┌─ INPUT DATA

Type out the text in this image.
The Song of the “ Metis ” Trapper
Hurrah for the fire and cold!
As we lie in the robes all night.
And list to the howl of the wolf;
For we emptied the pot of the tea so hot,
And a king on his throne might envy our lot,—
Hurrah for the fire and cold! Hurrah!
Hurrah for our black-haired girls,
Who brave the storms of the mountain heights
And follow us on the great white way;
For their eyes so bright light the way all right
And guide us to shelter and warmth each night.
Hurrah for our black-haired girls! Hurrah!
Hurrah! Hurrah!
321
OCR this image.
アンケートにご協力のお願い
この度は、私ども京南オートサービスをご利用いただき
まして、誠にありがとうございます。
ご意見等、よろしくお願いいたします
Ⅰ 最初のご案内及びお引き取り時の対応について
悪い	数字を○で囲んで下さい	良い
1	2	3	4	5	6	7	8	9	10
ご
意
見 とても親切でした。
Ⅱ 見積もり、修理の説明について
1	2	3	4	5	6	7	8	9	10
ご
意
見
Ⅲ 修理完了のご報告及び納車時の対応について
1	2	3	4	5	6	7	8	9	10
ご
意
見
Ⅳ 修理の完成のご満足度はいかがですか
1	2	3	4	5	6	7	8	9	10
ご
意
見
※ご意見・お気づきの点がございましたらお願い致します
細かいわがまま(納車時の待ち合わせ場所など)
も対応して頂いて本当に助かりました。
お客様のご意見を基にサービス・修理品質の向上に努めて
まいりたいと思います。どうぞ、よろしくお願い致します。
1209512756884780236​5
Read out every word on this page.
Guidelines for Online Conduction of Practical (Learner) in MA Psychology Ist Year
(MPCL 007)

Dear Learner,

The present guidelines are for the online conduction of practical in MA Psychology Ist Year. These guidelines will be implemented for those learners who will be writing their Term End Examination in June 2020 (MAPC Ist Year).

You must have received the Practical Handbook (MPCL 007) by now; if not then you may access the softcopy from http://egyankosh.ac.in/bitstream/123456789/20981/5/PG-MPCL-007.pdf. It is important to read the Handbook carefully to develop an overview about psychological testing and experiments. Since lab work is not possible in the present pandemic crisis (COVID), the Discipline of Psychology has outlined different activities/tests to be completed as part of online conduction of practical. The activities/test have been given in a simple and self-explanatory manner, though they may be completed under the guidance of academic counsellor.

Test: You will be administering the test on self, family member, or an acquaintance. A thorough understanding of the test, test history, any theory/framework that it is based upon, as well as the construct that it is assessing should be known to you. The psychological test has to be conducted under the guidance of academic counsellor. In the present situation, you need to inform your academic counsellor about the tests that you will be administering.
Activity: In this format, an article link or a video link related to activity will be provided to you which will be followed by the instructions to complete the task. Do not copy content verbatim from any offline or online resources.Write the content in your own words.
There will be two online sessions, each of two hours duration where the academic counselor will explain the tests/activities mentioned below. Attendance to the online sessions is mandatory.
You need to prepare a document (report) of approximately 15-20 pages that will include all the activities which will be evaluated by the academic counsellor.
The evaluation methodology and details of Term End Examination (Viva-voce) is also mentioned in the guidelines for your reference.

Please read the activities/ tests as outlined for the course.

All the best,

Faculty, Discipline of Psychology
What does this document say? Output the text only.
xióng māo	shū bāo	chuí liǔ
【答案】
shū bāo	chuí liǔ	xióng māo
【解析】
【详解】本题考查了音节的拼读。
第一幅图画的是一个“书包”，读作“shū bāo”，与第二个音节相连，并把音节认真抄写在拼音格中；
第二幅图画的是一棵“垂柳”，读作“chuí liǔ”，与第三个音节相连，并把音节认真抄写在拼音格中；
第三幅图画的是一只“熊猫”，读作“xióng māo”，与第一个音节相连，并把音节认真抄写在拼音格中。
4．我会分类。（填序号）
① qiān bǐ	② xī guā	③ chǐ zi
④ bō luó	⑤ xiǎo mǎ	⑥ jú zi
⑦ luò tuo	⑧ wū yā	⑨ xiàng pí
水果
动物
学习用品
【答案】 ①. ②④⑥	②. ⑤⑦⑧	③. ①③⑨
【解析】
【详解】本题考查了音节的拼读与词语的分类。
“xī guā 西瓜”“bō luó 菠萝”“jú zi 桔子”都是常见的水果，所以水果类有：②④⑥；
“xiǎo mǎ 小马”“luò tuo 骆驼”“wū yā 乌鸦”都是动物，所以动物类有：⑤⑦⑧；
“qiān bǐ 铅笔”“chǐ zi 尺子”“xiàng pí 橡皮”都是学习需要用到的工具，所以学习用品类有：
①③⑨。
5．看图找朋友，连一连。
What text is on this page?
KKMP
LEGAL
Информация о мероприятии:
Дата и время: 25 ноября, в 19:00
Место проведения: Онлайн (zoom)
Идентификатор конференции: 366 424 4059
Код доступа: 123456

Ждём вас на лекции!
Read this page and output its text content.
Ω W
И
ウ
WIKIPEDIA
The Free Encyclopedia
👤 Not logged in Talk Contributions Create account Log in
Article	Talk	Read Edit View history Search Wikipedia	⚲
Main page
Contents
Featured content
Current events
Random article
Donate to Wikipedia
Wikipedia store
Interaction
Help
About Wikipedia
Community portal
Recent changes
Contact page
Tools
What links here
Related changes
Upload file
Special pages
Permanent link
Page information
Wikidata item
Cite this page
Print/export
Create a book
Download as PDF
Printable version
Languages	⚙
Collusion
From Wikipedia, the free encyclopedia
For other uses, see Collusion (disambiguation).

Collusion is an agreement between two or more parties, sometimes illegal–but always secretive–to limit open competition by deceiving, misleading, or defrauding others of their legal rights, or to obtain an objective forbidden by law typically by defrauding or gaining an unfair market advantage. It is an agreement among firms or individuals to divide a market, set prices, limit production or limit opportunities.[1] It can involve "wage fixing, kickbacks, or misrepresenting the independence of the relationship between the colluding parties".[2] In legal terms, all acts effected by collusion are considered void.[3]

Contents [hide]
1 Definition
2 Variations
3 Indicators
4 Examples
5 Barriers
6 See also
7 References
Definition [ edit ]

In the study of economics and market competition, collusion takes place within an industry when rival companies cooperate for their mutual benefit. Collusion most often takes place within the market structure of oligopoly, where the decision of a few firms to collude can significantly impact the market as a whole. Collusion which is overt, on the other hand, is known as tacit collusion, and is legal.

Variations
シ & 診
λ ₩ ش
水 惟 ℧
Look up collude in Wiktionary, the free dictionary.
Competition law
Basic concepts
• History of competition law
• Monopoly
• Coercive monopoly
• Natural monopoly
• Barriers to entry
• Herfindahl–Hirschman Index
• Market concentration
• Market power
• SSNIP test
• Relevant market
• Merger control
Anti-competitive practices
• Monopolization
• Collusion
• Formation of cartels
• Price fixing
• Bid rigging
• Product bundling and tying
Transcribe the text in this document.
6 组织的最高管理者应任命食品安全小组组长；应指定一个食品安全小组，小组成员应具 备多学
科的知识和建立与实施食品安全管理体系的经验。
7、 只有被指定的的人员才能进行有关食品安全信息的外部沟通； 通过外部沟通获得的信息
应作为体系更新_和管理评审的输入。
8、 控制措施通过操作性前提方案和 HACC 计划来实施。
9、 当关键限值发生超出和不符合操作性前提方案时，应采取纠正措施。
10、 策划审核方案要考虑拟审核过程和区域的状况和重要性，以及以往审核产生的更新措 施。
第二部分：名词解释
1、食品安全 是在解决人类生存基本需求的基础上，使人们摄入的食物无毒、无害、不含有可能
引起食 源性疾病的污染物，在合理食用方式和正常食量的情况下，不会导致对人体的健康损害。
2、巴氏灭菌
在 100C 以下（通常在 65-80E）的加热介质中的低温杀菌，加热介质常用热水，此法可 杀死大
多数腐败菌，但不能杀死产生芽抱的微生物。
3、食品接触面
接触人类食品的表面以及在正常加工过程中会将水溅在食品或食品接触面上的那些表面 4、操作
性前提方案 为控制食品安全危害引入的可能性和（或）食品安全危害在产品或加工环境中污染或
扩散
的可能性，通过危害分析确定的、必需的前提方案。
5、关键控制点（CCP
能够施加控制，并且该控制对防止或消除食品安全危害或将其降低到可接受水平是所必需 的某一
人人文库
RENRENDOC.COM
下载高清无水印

└─

Locate the string "text" in the listing above and copy every line where it occurs.

# TASK RESULT
Type out the text in this image.
What does this document say? Output the text only.
What text is on this page?
Read this page and output its text content.
Transcribe the text in this document.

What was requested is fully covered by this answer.